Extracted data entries

»»

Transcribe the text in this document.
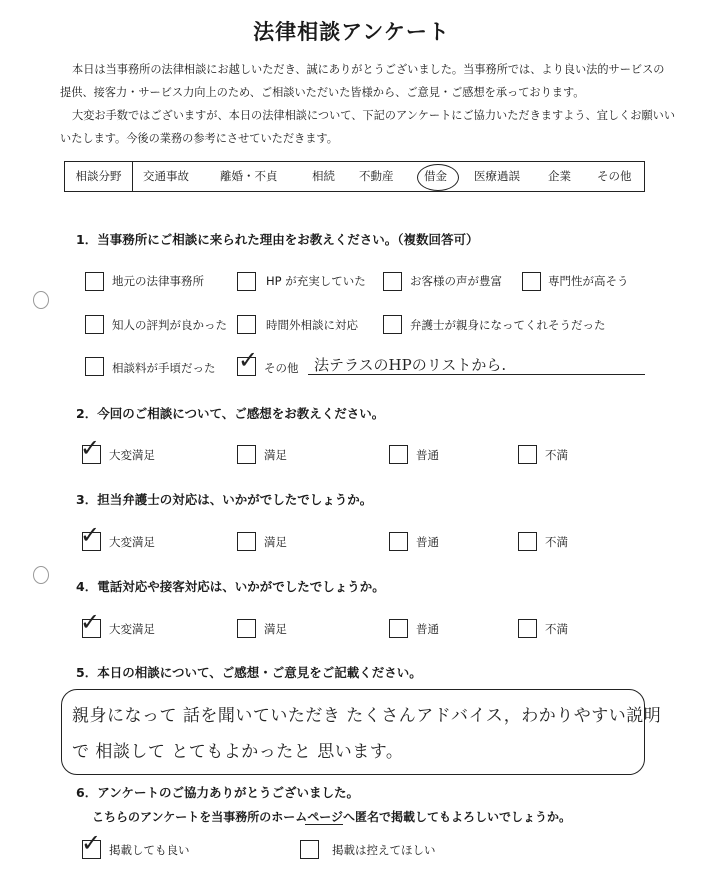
法律相談アンケート

本日は当事務所の法律相談にお越しいただき、誠にありがとうございました。当事務所では、より良い法的サービスの

提供、接客力・サービス力向上のため、ご相談いただいた皆様から、ご意見・ご感想を承っております。

大変お手数ではございますが、本日の法律相談について、下記のアンケートにご協力いただきますよう、宜しくお願いい

いたします。今後の業務の参考にさせていただきます。

相談分野	交通事故	離婚・不貞	相続 不動産	借金 医療過誤 企業 その他
1．当事務所にご相談に来られた理由をお教えください。（複数回答可）
地元の法律事務所	HP が充実していた	お客様の声が豊富	専門性が高そう
知人の評判が良かった	時間外相談に対応	弁護士が親身になってくれそうだった
相談料が手頃だった ✓ その他 法テラスのHPのリストから.
2．今回のご相談について、ご感想をお教えください。
✓ 大変満足	満足	普通	不満
3．担当弁護士の対応は、いかがでしたでしょうか。
✓ 大変満足	満足	普通	不満
4．電話対応や接客対応は、いかがでしたでしょうか。
✓ 大変満足	満足	普通	不満
5．本日の相談について、ご感想・ご意見をご記載ください。
親身になって 話を聞いていただき たくさんアドバイス，わかりやすい説明
で 相談して とてもよかったと 思います。
6．アンケートのご協力ありがとうございました。
こちらのアンケートを当事務所のホームページへ匿名で掲載してもよろしいでしょうか。
✓ 掲載しても良い	掲載は控えてほしい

««

Return only the count of lines in the records that hold the word "いかがでしたでしょうか".

2